## Start

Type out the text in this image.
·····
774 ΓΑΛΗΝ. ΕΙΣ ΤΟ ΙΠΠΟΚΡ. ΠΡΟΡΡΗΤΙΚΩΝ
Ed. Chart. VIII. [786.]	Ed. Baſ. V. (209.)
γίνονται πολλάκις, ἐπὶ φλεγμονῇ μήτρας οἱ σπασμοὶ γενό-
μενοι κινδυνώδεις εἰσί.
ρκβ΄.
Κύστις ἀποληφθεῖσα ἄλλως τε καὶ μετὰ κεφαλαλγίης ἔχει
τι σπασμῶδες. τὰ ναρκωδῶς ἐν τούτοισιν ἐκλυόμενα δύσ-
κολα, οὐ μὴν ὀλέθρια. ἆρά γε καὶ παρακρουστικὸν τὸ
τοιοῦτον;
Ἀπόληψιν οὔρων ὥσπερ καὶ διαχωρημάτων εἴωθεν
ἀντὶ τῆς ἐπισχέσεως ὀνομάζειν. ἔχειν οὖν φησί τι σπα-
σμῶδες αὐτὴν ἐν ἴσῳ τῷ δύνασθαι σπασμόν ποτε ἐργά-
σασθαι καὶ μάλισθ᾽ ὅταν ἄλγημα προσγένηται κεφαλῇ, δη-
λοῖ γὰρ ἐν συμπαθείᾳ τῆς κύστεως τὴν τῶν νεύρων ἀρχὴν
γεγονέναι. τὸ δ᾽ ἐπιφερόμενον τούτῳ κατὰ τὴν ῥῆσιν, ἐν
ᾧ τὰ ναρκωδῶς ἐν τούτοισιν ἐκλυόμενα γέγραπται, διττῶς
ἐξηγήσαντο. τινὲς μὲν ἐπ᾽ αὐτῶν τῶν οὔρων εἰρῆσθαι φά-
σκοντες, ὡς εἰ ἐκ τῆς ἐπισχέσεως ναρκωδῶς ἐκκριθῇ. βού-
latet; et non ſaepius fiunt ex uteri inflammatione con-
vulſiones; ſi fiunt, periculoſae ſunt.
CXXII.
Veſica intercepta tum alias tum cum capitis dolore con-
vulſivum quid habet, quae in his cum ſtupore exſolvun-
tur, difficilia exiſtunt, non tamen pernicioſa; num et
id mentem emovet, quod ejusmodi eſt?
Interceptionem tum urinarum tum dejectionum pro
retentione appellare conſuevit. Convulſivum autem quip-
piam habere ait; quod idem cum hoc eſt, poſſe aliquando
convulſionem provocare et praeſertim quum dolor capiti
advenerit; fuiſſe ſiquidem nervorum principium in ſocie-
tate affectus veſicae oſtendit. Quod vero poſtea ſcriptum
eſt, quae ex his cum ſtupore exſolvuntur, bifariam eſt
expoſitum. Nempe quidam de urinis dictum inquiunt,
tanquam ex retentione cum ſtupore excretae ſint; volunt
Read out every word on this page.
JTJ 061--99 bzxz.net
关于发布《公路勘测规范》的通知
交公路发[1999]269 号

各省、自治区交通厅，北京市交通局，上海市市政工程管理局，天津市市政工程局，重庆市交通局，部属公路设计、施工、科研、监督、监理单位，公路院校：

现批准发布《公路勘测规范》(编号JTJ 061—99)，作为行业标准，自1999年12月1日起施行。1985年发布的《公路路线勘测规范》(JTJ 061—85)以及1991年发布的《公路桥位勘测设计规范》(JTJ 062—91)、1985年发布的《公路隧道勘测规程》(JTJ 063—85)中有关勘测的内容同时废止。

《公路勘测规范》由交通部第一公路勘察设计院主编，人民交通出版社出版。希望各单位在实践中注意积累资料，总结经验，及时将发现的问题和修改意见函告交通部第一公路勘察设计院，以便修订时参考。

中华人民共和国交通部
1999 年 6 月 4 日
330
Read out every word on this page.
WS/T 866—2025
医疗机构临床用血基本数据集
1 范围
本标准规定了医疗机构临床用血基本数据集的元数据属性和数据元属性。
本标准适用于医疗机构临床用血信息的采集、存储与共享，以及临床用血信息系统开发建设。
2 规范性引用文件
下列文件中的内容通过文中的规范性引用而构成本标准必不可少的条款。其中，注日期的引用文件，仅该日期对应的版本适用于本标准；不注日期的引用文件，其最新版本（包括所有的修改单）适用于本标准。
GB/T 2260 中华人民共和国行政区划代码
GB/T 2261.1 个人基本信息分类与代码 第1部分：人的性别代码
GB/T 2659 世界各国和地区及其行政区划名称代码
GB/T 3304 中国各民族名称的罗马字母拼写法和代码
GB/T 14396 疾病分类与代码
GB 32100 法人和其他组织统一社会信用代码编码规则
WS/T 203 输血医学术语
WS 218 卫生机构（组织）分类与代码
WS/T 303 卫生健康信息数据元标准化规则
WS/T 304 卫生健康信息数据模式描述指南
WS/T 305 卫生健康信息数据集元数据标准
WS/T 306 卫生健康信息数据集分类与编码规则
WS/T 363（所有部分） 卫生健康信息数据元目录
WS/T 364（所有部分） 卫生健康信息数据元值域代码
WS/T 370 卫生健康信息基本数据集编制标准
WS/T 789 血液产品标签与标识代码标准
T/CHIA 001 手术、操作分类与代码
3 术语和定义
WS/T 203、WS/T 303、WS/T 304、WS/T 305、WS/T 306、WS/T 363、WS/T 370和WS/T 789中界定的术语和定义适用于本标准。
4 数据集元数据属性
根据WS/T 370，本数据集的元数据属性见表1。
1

## End

WHAT YOU HAVE TO DO — Please output the complete data exactly.

EXERCISE OUTPUT —
Type out the text in this image.
·····
774 ΓΑΛΗΝ. ΕΙΣ ΤΟ ΙΠΠΟΚΡ. ΠΡΟΡΡΗΤΙΚΩΝ
Ed. Chart. VIII. [786.]	Ed. Baſ. V. (209.)
γίνονται πολλάκις, ἐπὶ φλεγμονῇ μήτρας οἱ σπασμοὶ γενό-
μενοι κινδυνώδεις εἰσί.
ρκβ΄.
Κύστις ἀποληφθεῖσα ἄλλως τε καὶ μετὰ κεφαλαλγίης ἔχει
τι σπασμῶδες. τὰ ναρκωδῶς ἐν τούτοισιν ἐκλυόμενα δύσ-
κολα, οὐ μὴν ὀλέθρια. ἆρά γε καὶ παρακρουστικὸν τὸ
τοιοῦτον;
Ἀπόληψιν οὔρων ὥσπερ καὶ διαχωρημάτων εἴωθεν
ἀντὶ τῆς ἐπισχέσεως ὀνομάζειν. ἔχειν οὖν φησί τι σπα-
σμῶδες αὐτὴν ἐν ἴσῳ τῷ δύνασθαι σπασμόν ποτε ἐργά-
σασθαι καὶ μάλισθ᾽ ὅταν ἄλγημα προσγένηται κεφαλῇ, δη-
λοῖ γὰρ ἐν συμπαθείᾳ τῆς κύστεως τὴν τῶν νεύρων ἀρχὴν
γεγονέναι. τὸ δ᾽ ἐπιφερόμενον τούτῳ κατὰ τὴν ῥῆσιν, ἐν
ᾧ τὰ ναρκωδῶς ἐν τούτοισιν ἐκλυόμενα γέγραπται, διττῶς
ἐξηγήσαντο. τινὲς μὲν ἐπ᾽ αὐτῶν τῶν οὔρων εἰρῆσθαι φά-
σκοντες, ὡς εἰ ἐκ τῆς ἐπισχέσεως ναρκωδῶς ἐκκριθῇ. βού-
latet; et non ſaepius fiunt ex uteri inflammatione con-
vulſiones; ſi fiunt, periculoſae ſunt.
CXXII.
Veſica intercepta tum alias tum cum capitis dolore con-
vulſivum quid habet, quae in his cum ſtupore exſolvun-
tur, difficilia exiſtunt, non tamen pernicioſa; num et
id mentem emovet, quod ejusmodi eſt?
Interceptionem tum urinarum tum dejectionum pro
retentione appellare conſuevit. Convulſivum autem quip-
piam habere ait; quod idem cum hoc eſt, poſſe aliquando
convulſionem provocare et praeſertim quum dolor capiti
advenerit; fuiſſe ſiquidem nervorum principium in ſocie-
tate affectus veſicae oſtendit. Quod vero poſtea ſcriptum
eſt, quae ex his cum ſtupore exſolvuntur, bifariam eſt
expoſitum. Nempe quidam de urinis dictum inquiunt,
tanquam ex retentione cum ſtupore excretae ſint; volunt
Read out every word on this page.
JTJ 061--99 bzxz.net
关于发布《公路勘测规范》的通知
交公路发[1999]269 号

各省、自治区交通厅，北京市交通局，上海市市政工程管理局，天津市市政工程局，重庆市交通局，部属公路设计、施工、科研、监督、监理单位，公路院校：

现批准发布《公路勘测规范》(编号JTJ 061—99)，作为行业标准，自1999年12月1日起施行。1985年发布的《公路路线勘测规范》(JTJ 061—85)以及1991年发布的《公路桥位勘测设计规范》(JTJ 062—91)、1985年发布的《公路隧道勘测规程》(JTJ 063—85)中有关勘测的内容同时废止。

《公路勘测规范》由交通部第一公路勘察设计院主编，人民交通出版社出版。希望各单位在实践中注意积累资料，总结经验，及时将发现的问题和修改意见函告交通部第一公路勘察设计院，以便修订时参考。

中华人民共和国交通部
1999 年 6 月 4 日
330
Read out every word on this page.
WS/T 866—2025
医疗机构临床用血基本数据集
1 范围
本标准规定了医疗机构临床用血基本数据集的元数据属性和数据元属性。
本标准适用于医疗机构临床用血信息的采集、存储与共享，以及临床用血信息系统开发建设。
2 规范性引用文件
下列文件中的内容通过文中的规范性引用而构成本标准必不可少的条款。其中，注日期的引用文件，仅该日期对应的版本适用于本标准；不注日期的引用文件，其最新版本（包括所有的修改单）适用于本标准。
GB/T 2260 中华人民共和国行政区划代码
GB/T 2261.1 个人基本信息分类与代码 第1部分：人的性别代码
GB/T 2659 世界各国和地区及其行政区划名称代码
GB/T 3304 中国各民族名称的罗马字母拼写法和代码
GB/T 14396 疾病分类与代码
GB 32100 法人和其他组织统一社会信用代码编码规则
WS/T 203 输血医学术语
WS 218 卫生机构（组织）分类与代码
WS/T 303 卫生健康信息数据元标准化规则
WS/T 304 卫生健康信息数据模式描述指南
WS/T 305 卫生健康信息数据集元数据标准
WS/T 306 卫生健康信息数据集分类与编码规则
WS/T 363（所有部分） 卫生健康信息数据元目录
WS/T 364（所有部分） 卫生健康信息数据元值域代码
WS/T 370 卫生健康信息基本数据集编制标准
WS/T 789 血液产品标签与标识代码标准
T/CHIA 001 手术、操作分类与代码
3 术语和定义
WS/T 203、WS/T 303、WS/T 304、WS/T 305、WS/T 306、WS/T 363、WS/T 370和WS/T 789中界定的术语和定义适用于本标准。
4 数据集元数据属性
根据WS/T 370，本数据集的元数据属性见表1。
1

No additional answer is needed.